Saved data entries
(begin)
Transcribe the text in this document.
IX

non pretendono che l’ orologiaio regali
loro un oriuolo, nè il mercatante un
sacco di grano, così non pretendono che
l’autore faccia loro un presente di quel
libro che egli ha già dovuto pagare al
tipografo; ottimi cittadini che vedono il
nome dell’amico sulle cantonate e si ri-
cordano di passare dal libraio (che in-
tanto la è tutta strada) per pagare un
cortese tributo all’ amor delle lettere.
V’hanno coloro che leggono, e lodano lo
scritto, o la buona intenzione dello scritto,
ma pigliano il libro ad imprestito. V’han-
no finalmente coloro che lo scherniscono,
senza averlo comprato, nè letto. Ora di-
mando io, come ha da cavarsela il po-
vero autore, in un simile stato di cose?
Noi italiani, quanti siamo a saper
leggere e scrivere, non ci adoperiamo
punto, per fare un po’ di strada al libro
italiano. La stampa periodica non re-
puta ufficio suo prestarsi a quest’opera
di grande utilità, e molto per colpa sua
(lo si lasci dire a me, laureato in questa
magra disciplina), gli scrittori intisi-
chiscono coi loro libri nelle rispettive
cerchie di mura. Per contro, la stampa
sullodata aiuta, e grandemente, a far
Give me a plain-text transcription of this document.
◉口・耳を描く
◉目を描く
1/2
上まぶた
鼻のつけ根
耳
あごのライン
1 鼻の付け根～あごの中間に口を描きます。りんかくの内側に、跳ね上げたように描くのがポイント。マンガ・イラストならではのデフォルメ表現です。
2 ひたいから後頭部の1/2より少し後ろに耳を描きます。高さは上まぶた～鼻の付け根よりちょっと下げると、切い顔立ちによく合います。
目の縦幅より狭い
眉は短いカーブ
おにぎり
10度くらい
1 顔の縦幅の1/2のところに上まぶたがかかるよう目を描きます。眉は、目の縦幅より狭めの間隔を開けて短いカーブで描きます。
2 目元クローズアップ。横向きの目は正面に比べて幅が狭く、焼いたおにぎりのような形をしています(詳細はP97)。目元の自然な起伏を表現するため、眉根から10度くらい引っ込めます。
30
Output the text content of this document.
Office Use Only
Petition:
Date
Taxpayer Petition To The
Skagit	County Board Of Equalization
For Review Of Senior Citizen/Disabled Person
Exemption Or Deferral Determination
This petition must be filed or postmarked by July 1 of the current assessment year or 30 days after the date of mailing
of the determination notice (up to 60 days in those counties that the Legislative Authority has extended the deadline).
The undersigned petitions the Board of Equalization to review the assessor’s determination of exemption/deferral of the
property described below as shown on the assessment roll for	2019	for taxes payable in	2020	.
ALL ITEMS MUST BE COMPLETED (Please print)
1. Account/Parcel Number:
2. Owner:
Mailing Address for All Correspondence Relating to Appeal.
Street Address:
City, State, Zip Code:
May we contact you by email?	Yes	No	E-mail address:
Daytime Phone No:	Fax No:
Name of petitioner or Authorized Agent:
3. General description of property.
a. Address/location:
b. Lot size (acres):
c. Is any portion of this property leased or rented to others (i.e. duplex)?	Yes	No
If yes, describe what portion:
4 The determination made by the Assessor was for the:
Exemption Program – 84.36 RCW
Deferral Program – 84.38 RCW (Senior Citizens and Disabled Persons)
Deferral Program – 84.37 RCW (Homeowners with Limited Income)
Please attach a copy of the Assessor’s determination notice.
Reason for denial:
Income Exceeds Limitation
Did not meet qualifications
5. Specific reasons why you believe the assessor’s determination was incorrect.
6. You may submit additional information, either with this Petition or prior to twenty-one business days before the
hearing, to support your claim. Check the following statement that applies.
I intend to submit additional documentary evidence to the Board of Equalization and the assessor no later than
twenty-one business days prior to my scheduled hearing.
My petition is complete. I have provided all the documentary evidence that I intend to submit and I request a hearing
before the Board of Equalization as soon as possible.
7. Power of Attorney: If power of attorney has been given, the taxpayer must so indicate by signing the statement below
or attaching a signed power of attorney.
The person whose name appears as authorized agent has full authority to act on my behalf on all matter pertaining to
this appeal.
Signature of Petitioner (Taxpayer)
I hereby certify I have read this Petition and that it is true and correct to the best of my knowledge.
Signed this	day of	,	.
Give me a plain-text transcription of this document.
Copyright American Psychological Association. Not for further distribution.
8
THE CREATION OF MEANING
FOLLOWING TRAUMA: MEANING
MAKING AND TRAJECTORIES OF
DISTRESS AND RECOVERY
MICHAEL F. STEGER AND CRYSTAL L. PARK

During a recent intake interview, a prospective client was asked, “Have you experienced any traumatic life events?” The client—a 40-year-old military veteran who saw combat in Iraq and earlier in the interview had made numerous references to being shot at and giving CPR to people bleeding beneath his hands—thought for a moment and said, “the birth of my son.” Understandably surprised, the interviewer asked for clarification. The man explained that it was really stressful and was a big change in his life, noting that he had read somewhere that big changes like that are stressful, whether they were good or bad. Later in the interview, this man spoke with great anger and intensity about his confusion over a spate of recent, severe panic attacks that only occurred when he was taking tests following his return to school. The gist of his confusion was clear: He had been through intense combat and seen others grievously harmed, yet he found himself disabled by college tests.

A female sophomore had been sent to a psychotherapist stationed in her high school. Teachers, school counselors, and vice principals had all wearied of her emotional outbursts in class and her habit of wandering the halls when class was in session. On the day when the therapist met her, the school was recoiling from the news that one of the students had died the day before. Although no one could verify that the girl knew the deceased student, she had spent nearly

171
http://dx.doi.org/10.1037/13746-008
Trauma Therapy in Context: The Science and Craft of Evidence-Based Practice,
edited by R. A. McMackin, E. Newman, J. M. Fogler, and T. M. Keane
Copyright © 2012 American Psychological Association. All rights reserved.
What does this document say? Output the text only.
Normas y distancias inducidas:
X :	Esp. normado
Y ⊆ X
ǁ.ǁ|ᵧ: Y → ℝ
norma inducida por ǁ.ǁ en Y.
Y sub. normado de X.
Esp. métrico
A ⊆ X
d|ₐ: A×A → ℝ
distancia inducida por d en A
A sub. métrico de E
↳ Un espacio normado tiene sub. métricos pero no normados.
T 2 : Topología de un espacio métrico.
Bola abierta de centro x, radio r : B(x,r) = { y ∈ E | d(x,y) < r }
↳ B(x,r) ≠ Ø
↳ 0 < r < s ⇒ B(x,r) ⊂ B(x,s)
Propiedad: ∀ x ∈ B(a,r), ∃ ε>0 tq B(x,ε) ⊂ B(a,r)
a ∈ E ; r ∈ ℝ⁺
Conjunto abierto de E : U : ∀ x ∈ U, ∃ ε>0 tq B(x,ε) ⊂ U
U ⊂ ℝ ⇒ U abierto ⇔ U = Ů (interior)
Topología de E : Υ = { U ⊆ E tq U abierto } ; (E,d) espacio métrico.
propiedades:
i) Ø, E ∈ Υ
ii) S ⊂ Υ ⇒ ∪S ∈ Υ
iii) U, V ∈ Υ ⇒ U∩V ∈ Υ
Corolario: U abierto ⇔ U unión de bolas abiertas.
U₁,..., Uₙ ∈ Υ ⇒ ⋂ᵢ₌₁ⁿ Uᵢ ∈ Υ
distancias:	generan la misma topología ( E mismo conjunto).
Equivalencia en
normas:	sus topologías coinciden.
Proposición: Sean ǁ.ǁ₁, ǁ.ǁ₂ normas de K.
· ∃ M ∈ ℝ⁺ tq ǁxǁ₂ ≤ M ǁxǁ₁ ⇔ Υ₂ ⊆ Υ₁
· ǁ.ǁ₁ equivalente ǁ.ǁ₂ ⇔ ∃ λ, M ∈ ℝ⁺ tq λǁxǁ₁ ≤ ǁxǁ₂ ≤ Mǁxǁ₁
(end)
WHAT IS REQUIRED
Identify each line containing the string "strada" and copy it out.

WRITTEN RESPONSE
tanto la è tutta strada) per pagare un
punto, per fare un po’ di strada al libro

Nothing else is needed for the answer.